Provided records:
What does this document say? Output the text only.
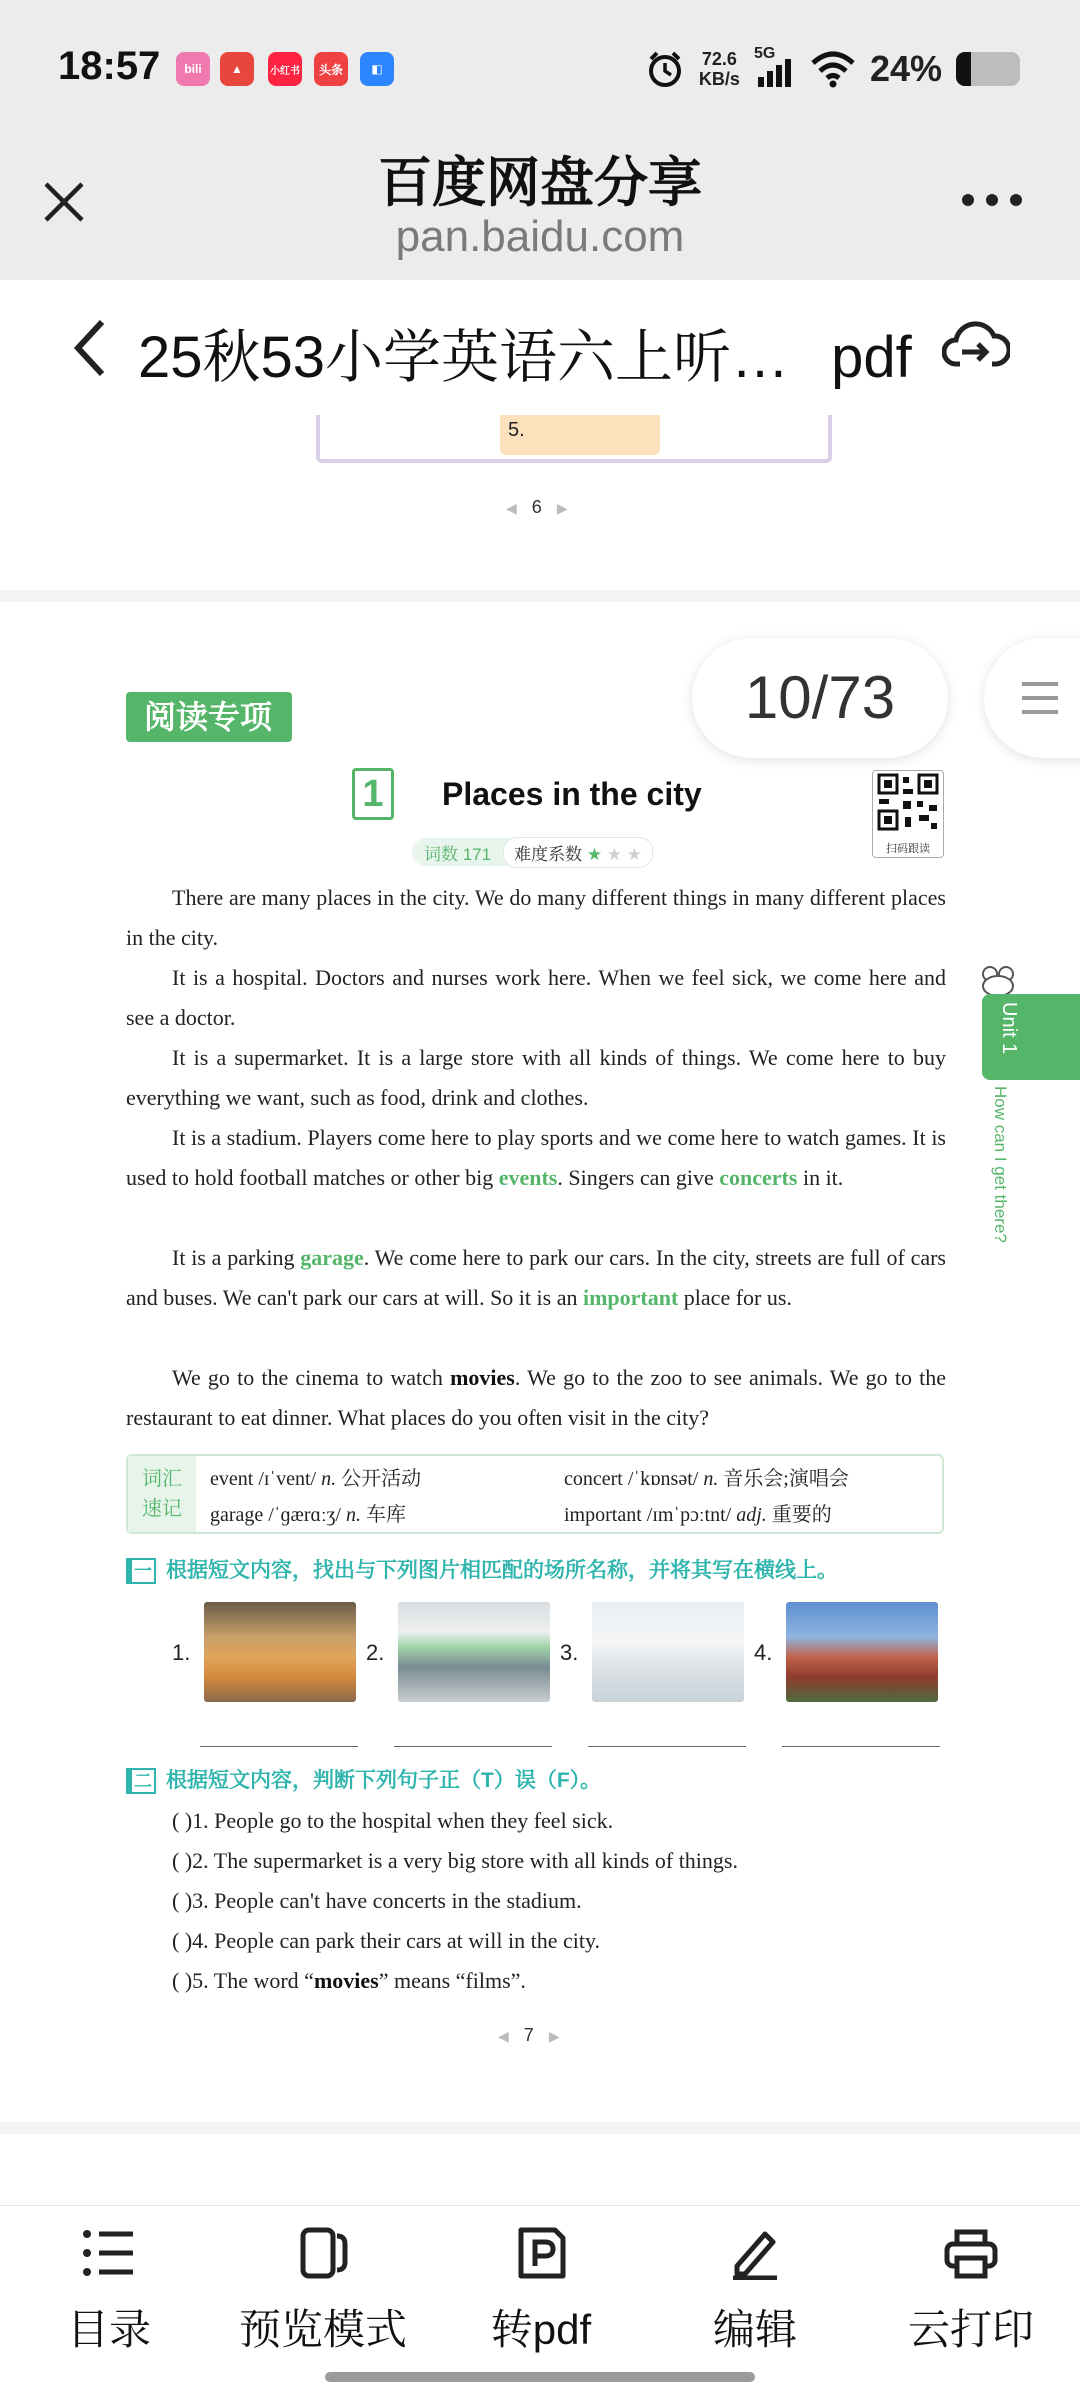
18:57	bili	▲	小红书	头条	◧	72.6
KB/s
5G	24%
百度网盘分享
pan.baidu.com
25秋53小学英语六上听… pdf
5.
◀ 6 ▶
阅读专项
1	Places in the city
词数 171	难度系数 ★ ★ ★	扫码跟读
10/73
Unit 1
How can I get there?
There are many places in the city. We do many different things in many different places in the city.
It is a hospital. Doctors and nurses work here. When we feel sick, we come here and see a doctor.
It is a supermarket. It is a large store with all kinds of things. We come here to buy everything we want, such as food, drink and clothes.
It is a stadium. Players come here to play sports and we come here to watch games. It is used to hold football matches or other big events. Singers can give concerts in it.
It is a parking garage. We come here to park our cars. In the city, streets are full of cars and buses. We can't park our cars at will. So it is an important place for us.
We go to the cinema to watch movies. We go to the zoo to see animals. We go to the restaurant to eat dinner. What places do you often visit in the city?
词汇
速记
event /ɪˈvent/ n. 公开活动	concert /ˈkɒnsət/ n. 音乐会;演唱会
garage /ˈɡærɑːʒ/ n. 车库	important /ɪmˈpɔːtnt/ adj. 重要的
一 根据短文内容，找出与下列图片相匹配的场所名称，并将其写在横线上。
1.	2.	3.	4.
二 根据短文内容，判断下列句子正（T）误（F）。
( )1. People go to the hospital when they feel sick.
( )2. The supermarket is a very big store with all kinds of things.
( )3. People can't have concerts in the stadium.
( )4. People can park their cars at will in the city.
( )5. The word “movies” means “films”.
◀ 7 ▶
目录	预览模式	转pdf	编辑	云打印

Required work:
Transcribe the full listing character for character. Pictures are excluded.

Written answer:
What does this document say? Output the text only.
18:57	bili	▲	小红书	头条	◧	72.6
KB/s
5G	24%
百度网盘分享
pan.baidu.com
25秋53小学英语六上听… pdf
5.
◀ 6 ▶
阅读专项
1	Places in the city
词数 171	难度系数 ★ ★ ★	扫码跟读
10/73
Unit 1
How can I get there?
There are many places in the city. We do many different things in many different places in the city.
It is a hospital. Doctors and nurses work here. When we feel sick, we come here and see a doctor.
It is a supermarket. It is a large store with all kinds of things. We come here to buy everything we want, such as food, drink and clothes.
It is a stadium. Players come here to play sports and we come here to watch games. It is used to hold football matches or other big events. Singers can give concerts in it.
It is a parking garage. We come here to park our cars. In the city, streets are full of cars and buses. We can't park our cars at will. So it is an important place for us.
We go to the cinema to watch movies. We go to the zoo to see animals. We go to the restaurant to eat dinner. What places do you often visit in the city?
词汇
速记
event /ɪˈvent/ n. 公开活动	concert /ˈkɒnsət/ n. 音乐会;演唱会
garage /ˈɡærɑːʒ/ n. 车库	important /ɪmˈpɔːtnt/ adj. 重要的
一 根据短文内容，找出与下列图片相匹配的场所名称，并将其写在横线上。
1.	2.	3.	4.
二 根据短文内容，判断下列句子正（T）误（F）。
( )1. People go to the hospital when they feel sick.
( )2. The supermarket is a very big store with all kinds of things.
( )3. People can't have concerts in the stadium.
( )4. People can park their cars at will in the city.
( )5. The word “movies” means “films”.
◀ 7 ▶
目录	预览模式	转pdf	编辑	云打印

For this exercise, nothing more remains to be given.